__Given task__. Reproduce the complete listing without any deviation.
--- Input ---
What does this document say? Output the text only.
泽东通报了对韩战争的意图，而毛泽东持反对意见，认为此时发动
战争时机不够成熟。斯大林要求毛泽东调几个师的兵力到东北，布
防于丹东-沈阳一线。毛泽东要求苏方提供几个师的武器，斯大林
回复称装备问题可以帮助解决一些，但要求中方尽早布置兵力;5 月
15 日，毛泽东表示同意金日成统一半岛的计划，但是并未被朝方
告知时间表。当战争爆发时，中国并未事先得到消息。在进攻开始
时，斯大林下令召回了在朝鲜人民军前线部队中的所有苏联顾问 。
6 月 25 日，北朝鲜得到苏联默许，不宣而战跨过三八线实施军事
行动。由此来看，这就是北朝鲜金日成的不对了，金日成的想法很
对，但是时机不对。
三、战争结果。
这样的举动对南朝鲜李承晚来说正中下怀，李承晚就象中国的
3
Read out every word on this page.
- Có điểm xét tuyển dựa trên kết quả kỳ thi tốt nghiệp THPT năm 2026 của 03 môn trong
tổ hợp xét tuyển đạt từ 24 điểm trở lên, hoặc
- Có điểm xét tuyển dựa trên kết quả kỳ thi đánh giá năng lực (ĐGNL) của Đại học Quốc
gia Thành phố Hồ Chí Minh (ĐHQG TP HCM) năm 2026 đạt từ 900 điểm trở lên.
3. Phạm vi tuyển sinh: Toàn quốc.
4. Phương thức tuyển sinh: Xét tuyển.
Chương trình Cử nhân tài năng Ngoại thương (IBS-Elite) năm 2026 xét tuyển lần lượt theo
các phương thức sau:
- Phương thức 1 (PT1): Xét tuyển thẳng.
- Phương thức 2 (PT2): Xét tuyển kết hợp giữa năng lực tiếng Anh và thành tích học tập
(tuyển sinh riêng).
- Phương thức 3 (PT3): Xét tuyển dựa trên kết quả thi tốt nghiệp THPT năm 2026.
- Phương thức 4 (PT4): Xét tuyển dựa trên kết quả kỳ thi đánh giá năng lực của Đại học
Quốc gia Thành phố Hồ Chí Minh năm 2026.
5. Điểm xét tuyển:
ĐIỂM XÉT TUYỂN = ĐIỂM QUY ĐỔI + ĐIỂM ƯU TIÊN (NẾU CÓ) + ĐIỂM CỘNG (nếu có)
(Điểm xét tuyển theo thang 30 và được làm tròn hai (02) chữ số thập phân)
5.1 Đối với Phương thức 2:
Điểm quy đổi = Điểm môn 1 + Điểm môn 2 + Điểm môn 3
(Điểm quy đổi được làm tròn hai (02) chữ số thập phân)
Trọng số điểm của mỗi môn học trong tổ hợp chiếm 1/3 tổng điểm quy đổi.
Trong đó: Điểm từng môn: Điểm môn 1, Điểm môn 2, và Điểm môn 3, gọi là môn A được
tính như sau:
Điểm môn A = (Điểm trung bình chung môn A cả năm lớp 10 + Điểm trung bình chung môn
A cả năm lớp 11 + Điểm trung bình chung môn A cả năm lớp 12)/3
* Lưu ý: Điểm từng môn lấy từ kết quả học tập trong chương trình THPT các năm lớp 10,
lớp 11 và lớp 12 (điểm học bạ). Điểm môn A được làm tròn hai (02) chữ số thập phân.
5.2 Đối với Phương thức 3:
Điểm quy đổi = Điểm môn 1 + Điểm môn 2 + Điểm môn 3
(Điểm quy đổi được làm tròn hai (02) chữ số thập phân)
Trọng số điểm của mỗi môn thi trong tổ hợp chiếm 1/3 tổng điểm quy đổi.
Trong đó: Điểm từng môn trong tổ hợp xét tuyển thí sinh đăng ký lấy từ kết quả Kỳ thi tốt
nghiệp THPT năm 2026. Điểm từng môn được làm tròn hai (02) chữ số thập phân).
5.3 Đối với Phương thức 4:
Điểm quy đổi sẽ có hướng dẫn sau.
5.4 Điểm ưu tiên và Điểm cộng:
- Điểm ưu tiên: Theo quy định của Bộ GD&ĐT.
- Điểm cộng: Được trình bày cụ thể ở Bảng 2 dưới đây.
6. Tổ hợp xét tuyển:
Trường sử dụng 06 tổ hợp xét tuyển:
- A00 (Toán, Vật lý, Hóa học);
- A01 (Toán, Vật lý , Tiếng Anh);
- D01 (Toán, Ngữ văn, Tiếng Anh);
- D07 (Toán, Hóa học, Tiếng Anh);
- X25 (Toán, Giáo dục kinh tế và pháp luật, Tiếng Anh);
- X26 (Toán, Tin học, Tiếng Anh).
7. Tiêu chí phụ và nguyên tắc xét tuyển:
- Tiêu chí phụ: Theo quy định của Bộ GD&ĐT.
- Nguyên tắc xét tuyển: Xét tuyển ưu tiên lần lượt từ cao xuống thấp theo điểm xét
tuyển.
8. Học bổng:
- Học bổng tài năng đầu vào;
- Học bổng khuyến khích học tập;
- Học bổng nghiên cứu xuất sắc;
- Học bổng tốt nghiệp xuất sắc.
---
__Result__.
What does this document say? Output the text only.
泽东通报了对韩战争的意图，而毛泽东持反对意见，认为此时发动
战争时机不够成熟。斯大林要求毛泽东调几个师的兵力到东北，布
防于丹东-沈阳一线。毛泽东要求苏方提供几个师的武器，斯大林
回复称装备问题可以帮助解决一些，但要求中方尽早布置兵力;5 月
15 日，毛泽东表示同意金日成统一半岛的计划，但是并未被朝方
告知时间表。当战争爆发时，中国并未事先得到消息。在进攻开始
时，斯大林下令召回了在朝鲜人民军前线部队中的所有苏联顾问 。
6 月 25 日，北朝鲜得到苏联默许，不宣而战跨过三八线实施军事
行动。由此来看，这就是北朝鲜金日成的不对了，金日成的想法很
对，但是时机不对。
三、战争结果。
这样的举动对南朝鲜李承晚来说正中下怀，李承晚就象中国的
3
Read out every word on this page.
- Có điểm xét tuyển dựa trên kết quả kỳ thi tốt nghiệp THPT năm 2026 của 03 môn trong
tổ hợp xét tuyển đạt từ 24 điểm trở lên, hoặc
- Có điểm xét tuyển dựa trên kết quả kỳ thi đánh giá năng lực (ĐGNL) của Đại học Quốc
gia Thành phố Hồ Chí Minh (ĐHQG TP HCM) năm 2026 đạt từ 900 điểm trở lên.
3. Phạm vi tuyển sinh: Toàn quốc.
4. Phương thức tuyển sinh: Xét tuyển.
Chương trình Cử nhân tài năng Ngoại thương (IBS-Elite) năm 2026 xét tuyển lần lượt theo
các phương thức sau:
- Phương thức 1 (PT1): Xét tuyển thẳng.
- Phương thức 2 (PT2): Xét tuyển kết hợp giữa năng lực tiếng Anh và thành tích học tập
(tuyển sinh riêng).
- Phương thức 3 (PT3): Xét tuyển dựa trên kết quả thi tốt nghiệp THPT năm 2026.
- Phương thức 4 (PT4): Xét tuyển dựa trên kết quả kỳ thi đánh giá năng lực của Đại học
Quốc gia Thành phố Hồ Chí Minh năm 2026.
5. Điểm xét tuyển:
ĐIỂM XÉT TUYỂN = ĐIỂM QUY ĐỔI + ĐIỂM ƯU TIÊN (NẾU CÓ) + ĐIỂM CỘNG (nếu có)
(Điểm xét tuyển theo thang 30 và được làm tròn hai (02) chữ số thập phân)
5.1 Đối với Phương thức 2:
Điểm quy đổi = Điểm môn 1 + Điểm môn 2 + Điểm môn 3
(Điểm quy đổi được làm tròn hai (02) chữ số thập phân)
Trọng số điểm của mỗi môn học trong tổ hợp chiếm 1/3 tổng điểm quy đổi.
Trong đó: Điểm từng môn: Điểm môn 1, Điểm môn 2, và Điểm môn 3, gọi là môn A được
tính như sau:
Điểm môn A = (Điểm trung bình chung môn A cả năm lớp 10 + Điểm trung bình chung môn
A cả năm lớp 11 + Điểm trung bình chung môn A cả năm lớp 12)/3
* Lưu ý: Điểm từng môn lấy từ kết quả học tập trong chương trình THPT các năm lớp 10,
lớp 11 và lớp 12 (điểm học bạ). Điểm môn A được làm tròn hai (02) chữ số thập phân.
5.2 Đối với Phương thức 3:
Điểm quy đổi = Điểm môn 1 + Điểm môn 2 + Điểm môn 3
(Điểm quy đổi được làm tròn hai (02) chữ số thập phân)
Trọng số điểm của mỗi môn thi trong tổ hợp chiếm 1/3 tổng điểm quy đổi.
Trong đó: Điểm từng môn trong tổ hợp xét tuyển thí sinh đăng ký lấy từ kết quả Kỳ thi tốt
nghiệp THPT năm 2026. Điểm từng môn được làm tròn hai (02) chữ số thập phân).
5.3 Đối với Phương thức 4:
Điểm quy đổi sẽ có hướng dẫn sau.
5.4 Điểm ưu tiên và Điểm cộng:
- Điểm ưu tiên: Theo quy định của Bộ GD&ĐT.
- Điểm cộng: Được trình bày cụ thể ở Bảng 2 dưới đây.
6. Tổ hợp xét tuyển:
Trường sử dụng 06 tổ hợp xét tuyển:
- A00 (Toán, Vật lý, Hóa học);
- A01 (Toán, Vật lý , Tiếng Anh);
- D01 (Toán, Ngữ văn, Tiếng Anh);
- D07 (Toán, Hóa học, Tiếng Anh);
- X25 (Toán, Giáo dục kinh tế và pháp luật, Tiếng Anh);
- X26 (Toán, Tin học, Tiếng Anh).
7. Tiêu chí phụ và nguyên tắc xét tuyển:
- Tiêu chí phụ: Theo quy định của Bộ GD&ĐT.
- Nguyên tắc xét tuyển: Xét tuyển ưu tiên lần lượt từ cao xuống thấp theo điểm xét
tuyển.
8. Học bổng:
- Học bổng tài năng đầu vào;
- Học bổng khuyến khích học tập;
- Học bổng nghiên cứu xuất sắc;
- Học bổng tốt nghiệp xuất sắc.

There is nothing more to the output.